*** Data rows

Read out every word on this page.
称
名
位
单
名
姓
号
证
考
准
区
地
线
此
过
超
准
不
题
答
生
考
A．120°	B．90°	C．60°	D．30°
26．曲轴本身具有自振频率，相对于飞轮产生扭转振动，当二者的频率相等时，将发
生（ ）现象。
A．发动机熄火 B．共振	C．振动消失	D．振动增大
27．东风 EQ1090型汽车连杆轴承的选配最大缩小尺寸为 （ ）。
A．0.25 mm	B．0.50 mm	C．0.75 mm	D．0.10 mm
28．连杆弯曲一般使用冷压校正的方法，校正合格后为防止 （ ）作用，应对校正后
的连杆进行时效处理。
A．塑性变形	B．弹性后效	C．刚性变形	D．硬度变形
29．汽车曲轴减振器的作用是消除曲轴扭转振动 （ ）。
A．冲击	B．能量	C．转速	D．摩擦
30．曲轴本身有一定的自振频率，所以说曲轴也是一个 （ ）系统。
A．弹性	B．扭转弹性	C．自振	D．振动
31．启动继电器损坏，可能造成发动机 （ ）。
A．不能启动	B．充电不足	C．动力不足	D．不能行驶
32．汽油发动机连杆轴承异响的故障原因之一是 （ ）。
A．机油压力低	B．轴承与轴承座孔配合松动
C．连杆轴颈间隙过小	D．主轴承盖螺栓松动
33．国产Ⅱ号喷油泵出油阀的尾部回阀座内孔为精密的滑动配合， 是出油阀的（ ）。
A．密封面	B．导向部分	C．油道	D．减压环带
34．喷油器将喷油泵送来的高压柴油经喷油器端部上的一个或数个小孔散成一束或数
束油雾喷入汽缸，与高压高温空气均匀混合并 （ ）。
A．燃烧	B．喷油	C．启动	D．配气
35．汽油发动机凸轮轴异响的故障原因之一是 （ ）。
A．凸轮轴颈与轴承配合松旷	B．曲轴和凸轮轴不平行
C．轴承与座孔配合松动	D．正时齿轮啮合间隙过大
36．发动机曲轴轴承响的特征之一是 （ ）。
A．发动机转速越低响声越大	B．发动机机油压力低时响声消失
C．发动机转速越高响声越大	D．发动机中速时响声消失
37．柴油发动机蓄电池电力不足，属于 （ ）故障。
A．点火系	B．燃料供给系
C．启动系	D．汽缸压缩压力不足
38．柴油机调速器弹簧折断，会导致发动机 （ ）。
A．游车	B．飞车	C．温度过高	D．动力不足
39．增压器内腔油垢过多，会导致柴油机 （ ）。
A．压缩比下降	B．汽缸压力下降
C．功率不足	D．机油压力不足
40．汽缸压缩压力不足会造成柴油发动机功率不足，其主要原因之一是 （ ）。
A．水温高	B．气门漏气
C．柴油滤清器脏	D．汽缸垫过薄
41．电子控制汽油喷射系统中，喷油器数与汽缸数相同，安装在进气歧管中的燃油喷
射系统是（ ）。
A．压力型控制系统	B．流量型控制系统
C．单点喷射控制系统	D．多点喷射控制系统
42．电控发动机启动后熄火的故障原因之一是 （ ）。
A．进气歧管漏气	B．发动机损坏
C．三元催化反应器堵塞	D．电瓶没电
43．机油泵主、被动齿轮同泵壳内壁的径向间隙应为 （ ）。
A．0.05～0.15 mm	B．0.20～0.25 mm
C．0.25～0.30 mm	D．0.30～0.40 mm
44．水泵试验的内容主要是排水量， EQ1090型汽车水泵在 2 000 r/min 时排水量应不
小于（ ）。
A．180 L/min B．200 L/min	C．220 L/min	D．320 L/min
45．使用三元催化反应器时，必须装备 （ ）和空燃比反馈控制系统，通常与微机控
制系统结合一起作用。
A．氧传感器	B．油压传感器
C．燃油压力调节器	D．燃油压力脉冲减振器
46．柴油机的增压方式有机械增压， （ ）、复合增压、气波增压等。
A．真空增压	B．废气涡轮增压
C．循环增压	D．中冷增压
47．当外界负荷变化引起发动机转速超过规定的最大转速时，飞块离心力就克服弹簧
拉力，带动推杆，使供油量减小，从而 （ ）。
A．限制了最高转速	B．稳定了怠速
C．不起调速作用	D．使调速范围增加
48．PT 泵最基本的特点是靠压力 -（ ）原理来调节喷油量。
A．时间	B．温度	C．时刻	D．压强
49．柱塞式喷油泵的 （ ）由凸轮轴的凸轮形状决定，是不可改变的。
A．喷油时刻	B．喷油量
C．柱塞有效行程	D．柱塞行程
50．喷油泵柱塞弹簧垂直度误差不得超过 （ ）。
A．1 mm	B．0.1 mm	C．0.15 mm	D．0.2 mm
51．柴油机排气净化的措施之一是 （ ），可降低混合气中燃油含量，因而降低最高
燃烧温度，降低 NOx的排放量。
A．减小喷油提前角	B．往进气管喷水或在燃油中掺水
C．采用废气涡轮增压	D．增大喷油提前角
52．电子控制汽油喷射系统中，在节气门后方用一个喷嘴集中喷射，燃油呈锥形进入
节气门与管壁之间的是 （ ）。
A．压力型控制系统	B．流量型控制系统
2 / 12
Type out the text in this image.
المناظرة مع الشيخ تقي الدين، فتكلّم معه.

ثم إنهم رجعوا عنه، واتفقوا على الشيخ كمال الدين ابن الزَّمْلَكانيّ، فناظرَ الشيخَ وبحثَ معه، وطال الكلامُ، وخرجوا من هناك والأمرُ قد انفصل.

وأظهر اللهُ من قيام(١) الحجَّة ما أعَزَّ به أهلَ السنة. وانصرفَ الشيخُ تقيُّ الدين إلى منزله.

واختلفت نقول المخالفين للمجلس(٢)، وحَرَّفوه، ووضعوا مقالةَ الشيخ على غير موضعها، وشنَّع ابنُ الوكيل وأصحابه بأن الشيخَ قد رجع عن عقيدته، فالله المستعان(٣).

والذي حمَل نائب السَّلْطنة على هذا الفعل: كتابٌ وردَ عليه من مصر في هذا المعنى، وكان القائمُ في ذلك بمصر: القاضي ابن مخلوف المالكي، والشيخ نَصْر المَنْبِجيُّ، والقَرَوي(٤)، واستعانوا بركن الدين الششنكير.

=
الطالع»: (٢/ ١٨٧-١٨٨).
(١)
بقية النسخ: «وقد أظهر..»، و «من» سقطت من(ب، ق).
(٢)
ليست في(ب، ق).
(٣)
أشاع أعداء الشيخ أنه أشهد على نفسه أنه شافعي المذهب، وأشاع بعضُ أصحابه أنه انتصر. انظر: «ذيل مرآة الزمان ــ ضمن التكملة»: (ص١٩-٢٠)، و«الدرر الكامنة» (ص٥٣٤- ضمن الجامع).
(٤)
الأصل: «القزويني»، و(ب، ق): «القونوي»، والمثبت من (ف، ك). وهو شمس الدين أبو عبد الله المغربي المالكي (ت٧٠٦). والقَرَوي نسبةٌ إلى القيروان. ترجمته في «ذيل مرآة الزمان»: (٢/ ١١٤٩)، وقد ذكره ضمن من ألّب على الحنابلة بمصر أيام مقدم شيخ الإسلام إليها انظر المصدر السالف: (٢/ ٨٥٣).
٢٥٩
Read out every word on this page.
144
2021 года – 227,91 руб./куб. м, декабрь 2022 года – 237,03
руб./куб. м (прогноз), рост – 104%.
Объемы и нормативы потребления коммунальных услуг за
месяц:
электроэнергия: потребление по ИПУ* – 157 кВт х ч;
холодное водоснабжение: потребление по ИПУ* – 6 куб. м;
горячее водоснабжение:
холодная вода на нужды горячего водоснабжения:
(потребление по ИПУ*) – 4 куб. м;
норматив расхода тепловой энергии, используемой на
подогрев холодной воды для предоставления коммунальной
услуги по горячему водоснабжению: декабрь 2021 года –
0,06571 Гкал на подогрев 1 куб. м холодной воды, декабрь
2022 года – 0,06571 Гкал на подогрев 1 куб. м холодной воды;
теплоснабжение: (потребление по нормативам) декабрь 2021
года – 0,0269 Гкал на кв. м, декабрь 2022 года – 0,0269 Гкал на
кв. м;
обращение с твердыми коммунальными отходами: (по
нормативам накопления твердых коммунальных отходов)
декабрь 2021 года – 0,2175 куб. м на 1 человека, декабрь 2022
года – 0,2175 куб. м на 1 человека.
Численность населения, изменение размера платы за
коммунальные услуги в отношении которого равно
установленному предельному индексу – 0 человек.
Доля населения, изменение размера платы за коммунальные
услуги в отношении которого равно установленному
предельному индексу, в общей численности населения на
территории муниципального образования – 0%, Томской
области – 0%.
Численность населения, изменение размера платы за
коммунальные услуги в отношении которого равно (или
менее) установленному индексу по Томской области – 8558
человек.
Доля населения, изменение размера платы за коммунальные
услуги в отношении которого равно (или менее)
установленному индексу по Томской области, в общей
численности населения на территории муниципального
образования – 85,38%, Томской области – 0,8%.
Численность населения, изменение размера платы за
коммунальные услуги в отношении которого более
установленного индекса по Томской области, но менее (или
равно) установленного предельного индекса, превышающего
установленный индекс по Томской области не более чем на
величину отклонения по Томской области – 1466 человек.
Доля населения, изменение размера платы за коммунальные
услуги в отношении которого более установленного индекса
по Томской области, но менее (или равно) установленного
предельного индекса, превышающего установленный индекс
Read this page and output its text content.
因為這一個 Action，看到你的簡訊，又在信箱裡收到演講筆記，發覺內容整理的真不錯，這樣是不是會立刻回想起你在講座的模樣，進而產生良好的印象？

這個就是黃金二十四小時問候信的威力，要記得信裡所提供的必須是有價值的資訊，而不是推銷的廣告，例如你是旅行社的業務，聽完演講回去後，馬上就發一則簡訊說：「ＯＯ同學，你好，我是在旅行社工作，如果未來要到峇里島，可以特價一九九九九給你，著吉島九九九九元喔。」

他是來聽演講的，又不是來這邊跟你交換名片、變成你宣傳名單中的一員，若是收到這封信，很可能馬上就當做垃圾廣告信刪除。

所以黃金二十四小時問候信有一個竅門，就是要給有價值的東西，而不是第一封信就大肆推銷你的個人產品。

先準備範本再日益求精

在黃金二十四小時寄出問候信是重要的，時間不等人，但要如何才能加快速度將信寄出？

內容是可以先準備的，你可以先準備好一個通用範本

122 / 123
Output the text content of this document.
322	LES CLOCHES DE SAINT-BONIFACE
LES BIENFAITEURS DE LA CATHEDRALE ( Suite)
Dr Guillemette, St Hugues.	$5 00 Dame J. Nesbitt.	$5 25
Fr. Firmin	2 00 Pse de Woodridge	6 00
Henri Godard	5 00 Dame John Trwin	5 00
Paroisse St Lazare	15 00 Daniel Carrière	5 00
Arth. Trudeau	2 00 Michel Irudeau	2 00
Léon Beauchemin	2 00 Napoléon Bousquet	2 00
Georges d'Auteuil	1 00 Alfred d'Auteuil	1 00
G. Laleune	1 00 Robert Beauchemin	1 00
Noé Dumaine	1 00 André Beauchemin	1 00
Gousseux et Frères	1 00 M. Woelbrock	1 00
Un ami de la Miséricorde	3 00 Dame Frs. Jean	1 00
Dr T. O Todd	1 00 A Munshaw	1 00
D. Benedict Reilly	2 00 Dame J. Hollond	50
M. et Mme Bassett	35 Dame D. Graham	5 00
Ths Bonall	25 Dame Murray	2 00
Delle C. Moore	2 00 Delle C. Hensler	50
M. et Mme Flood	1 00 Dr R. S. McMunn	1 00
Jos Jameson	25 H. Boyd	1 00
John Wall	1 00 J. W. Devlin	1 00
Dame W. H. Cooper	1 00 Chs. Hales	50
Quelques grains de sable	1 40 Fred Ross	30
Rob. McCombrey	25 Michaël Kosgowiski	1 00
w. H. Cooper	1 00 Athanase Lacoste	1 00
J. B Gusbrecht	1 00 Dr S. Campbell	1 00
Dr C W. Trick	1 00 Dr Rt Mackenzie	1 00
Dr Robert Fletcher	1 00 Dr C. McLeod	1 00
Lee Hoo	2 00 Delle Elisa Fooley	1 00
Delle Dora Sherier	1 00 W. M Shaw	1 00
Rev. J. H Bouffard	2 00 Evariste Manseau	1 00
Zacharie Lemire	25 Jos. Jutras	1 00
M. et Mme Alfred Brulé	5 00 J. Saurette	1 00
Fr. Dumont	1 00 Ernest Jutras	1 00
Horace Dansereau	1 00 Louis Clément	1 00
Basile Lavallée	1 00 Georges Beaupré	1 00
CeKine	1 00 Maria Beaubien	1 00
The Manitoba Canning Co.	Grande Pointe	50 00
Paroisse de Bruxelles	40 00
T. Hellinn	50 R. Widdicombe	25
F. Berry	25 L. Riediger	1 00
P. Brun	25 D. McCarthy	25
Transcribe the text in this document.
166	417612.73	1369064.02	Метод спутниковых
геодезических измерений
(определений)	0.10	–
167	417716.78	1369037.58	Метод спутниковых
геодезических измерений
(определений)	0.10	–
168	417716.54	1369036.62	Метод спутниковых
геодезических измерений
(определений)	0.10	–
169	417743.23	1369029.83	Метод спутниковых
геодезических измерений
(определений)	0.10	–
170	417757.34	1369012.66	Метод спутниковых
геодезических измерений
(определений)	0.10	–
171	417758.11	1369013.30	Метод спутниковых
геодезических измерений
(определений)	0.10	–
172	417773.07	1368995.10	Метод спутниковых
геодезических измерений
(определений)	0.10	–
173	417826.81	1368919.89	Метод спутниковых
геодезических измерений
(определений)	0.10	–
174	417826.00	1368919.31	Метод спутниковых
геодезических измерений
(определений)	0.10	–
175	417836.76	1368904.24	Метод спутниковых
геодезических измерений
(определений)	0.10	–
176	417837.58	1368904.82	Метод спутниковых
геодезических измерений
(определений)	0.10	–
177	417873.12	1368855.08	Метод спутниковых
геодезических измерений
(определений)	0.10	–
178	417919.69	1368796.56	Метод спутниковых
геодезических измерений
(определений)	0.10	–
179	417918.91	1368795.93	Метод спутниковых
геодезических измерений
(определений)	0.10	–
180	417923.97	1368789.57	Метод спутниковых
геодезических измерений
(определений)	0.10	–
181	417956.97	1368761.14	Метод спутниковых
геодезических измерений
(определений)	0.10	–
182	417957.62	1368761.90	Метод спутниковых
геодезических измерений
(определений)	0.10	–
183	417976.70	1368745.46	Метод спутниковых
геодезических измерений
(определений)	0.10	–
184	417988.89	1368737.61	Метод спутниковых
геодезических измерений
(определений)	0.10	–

******

Find the word "Jutras" in the material, then list each line that holds it.

Solution for this problem:
Zacharie Lemire	25 Jos. Jutras	1 00
Fr. Dumont	1 00 Ernest Jutras	1 00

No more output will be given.